#### Aim
Set out every line bearing the string "δηλαδή".

(Records from a dataset)
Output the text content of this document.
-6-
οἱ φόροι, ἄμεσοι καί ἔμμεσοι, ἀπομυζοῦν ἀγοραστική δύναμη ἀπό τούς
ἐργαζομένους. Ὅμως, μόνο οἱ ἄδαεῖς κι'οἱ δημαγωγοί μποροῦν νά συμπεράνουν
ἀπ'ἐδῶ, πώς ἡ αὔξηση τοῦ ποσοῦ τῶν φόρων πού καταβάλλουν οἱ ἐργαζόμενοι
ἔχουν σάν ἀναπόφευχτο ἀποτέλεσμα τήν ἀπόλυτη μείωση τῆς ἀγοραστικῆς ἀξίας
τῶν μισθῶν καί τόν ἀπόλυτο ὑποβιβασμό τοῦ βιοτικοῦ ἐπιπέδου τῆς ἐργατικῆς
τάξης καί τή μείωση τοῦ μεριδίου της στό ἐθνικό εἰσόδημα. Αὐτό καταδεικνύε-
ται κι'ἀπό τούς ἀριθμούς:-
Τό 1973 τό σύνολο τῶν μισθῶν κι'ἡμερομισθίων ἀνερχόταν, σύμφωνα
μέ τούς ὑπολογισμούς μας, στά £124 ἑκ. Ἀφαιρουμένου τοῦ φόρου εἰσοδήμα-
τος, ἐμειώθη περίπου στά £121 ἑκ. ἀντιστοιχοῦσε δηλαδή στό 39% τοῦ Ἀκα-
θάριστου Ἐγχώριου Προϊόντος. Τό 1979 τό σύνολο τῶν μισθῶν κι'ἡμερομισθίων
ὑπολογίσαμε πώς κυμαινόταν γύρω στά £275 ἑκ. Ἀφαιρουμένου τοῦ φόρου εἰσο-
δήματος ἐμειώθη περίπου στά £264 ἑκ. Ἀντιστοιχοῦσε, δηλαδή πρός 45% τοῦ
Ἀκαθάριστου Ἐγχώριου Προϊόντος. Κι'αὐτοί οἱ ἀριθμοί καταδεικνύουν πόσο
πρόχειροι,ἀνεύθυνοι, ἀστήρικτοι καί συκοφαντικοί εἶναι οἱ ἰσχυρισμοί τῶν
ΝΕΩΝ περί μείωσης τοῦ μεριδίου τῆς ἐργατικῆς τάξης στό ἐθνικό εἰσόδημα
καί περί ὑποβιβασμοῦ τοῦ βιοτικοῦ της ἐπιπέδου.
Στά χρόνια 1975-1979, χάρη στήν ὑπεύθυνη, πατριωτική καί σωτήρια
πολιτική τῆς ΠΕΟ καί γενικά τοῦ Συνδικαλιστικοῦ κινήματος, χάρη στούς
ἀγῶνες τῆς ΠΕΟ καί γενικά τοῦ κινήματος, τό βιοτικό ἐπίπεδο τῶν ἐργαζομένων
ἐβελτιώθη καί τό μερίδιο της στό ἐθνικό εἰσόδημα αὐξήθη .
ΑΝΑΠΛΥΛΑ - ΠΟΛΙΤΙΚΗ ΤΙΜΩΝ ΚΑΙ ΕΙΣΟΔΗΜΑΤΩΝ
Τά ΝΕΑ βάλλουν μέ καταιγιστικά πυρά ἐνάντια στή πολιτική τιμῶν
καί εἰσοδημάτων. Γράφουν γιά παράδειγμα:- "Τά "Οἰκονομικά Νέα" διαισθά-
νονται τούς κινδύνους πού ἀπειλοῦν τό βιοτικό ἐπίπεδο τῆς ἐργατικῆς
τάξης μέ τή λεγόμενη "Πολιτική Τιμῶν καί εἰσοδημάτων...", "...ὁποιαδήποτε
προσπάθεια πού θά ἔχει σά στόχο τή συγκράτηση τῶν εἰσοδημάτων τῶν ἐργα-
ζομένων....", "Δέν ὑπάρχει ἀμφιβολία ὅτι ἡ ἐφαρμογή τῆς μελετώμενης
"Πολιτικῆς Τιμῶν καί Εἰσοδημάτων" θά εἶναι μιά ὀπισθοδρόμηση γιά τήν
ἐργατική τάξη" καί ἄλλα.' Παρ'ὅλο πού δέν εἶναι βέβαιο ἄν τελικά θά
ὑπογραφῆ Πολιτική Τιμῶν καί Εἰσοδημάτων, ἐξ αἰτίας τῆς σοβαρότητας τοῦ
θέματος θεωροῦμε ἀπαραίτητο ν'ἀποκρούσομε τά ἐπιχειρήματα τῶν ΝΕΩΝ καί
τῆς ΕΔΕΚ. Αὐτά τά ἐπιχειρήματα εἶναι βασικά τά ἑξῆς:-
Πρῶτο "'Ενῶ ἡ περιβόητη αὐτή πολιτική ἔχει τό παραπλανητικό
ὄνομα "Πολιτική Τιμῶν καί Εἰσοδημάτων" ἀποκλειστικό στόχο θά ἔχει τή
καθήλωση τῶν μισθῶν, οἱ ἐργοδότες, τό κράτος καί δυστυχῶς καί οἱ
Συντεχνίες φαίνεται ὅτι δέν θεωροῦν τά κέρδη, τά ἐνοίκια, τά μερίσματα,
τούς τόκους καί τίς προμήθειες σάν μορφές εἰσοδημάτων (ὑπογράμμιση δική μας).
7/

#### Response to this exercise
τος, ἐμειώθη περίπου στά £121 ἑκ. ἀντιστοιχοῦσε δηλαδή στό 39% τοῦ Ἀκα-
δήματος ἐμειώθη περίπου στά £264 ἑκ. Ἀντιστοιχοῦσε, δηλαδή πρός 45% τοῦ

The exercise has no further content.